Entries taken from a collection
(begin)

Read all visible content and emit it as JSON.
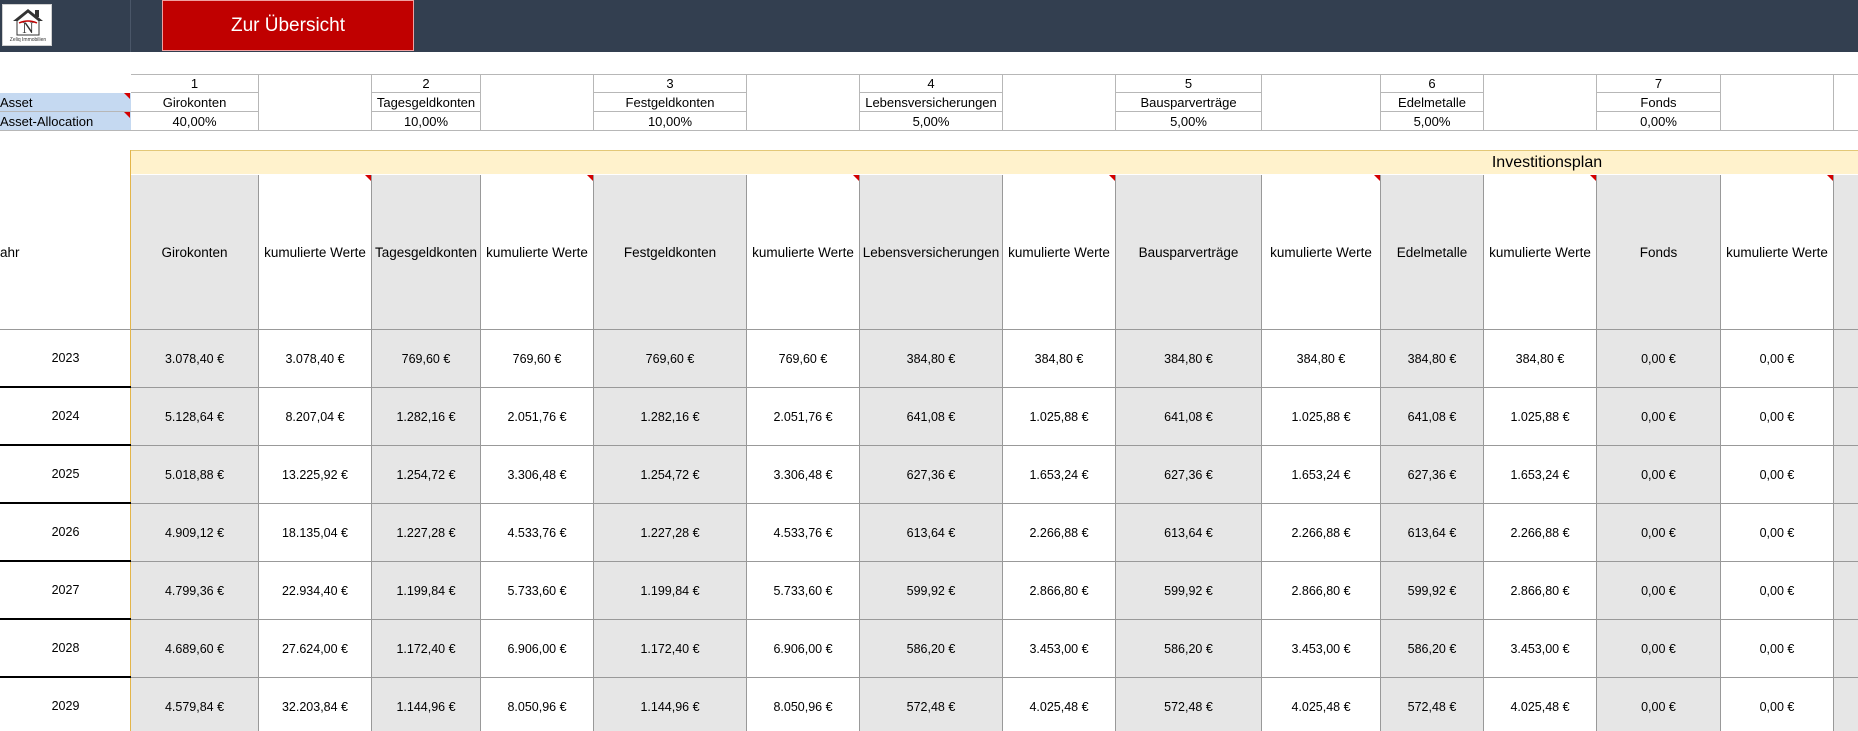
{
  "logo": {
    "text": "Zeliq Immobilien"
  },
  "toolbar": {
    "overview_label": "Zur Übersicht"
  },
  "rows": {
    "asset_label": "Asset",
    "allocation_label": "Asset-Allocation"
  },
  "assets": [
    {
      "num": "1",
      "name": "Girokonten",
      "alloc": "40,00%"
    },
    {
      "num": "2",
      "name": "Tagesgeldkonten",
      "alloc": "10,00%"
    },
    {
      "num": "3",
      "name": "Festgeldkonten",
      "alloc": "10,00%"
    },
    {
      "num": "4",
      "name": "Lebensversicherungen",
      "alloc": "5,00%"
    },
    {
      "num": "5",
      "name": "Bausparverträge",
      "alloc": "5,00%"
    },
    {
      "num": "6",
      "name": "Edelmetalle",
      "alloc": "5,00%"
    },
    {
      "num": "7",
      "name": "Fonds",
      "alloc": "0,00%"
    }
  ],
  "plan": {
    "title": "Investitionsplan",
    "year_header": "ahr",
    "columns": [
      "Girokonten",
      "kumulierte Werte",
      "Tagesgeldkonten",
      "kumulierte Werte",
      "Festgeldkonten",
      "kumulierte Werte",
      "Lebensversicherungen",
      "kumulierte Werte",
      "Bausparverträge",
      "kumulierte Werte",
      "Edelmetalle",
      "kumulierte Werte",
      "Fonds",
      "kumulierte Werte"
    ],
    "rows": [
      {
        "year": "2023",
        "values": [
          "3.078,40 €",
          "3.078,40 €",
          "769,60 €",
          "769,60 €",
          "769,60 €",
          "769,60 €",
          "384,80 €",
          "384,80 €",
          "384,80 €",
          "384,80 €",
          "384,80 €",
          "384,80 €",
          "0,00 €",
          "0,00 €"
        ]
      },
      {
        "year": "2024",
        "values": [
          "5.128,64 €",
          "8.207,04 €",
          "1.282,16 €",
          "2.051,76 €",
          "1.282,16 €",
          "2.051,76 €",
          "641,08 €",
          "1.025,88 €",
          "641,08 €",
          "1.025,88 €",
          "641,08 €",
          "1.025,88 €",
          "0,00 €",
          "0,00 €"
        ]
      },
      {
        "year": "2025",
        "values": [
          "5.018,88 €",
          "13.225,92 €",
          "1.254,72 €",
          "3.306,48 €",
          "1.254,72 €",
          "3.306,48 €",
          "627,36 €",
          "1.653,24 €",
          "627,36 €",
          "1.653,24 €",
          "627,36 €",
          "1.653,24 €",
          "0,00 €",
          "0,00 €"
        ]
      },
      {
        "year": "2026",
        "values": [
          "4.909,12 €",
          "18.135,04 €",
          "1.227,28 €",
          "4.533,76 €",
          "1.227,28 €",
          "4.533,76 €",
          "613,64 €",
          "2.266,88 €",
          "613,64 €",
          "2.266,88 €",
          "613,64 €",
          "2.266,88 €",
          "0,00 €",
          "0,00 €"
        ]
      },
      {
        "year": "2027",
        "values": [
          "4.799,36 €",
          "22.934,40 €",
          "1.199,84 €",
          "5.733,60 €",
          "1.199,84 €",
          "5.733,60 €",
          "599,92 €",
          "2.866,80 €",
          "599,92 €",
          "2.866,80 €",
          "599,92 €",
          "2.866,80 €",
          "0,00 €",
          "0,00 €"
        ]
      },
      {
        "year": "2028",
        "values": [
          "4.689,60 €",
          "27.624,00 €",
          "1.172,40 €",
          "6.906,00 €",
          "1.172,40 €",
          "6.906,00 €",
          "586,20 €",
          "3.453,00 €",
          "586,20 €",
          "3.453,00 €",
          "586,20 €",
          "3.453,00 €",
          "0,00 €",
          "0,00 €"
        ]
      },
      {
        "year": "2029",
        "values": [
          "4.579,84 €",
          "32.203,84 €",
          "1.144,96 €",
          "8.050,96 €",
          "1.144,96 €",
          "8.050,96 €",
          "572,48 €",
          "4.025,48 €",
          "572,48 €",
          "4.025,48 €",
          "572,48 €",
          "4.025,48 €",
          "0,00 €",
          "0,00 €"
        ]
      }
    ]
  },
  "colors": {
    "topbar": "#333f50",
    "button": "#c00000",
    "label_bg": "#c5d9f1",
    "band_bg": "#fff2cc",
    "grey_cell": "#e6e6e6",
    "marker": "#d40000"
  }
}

(end)

EXERCISE DIRECTIONS: Search the data for "Tagesgeldkonten". Copy every line that has it.

ANSWER:
      "name": "Tagesgeldkonten",
      "Tagesgeldkonten",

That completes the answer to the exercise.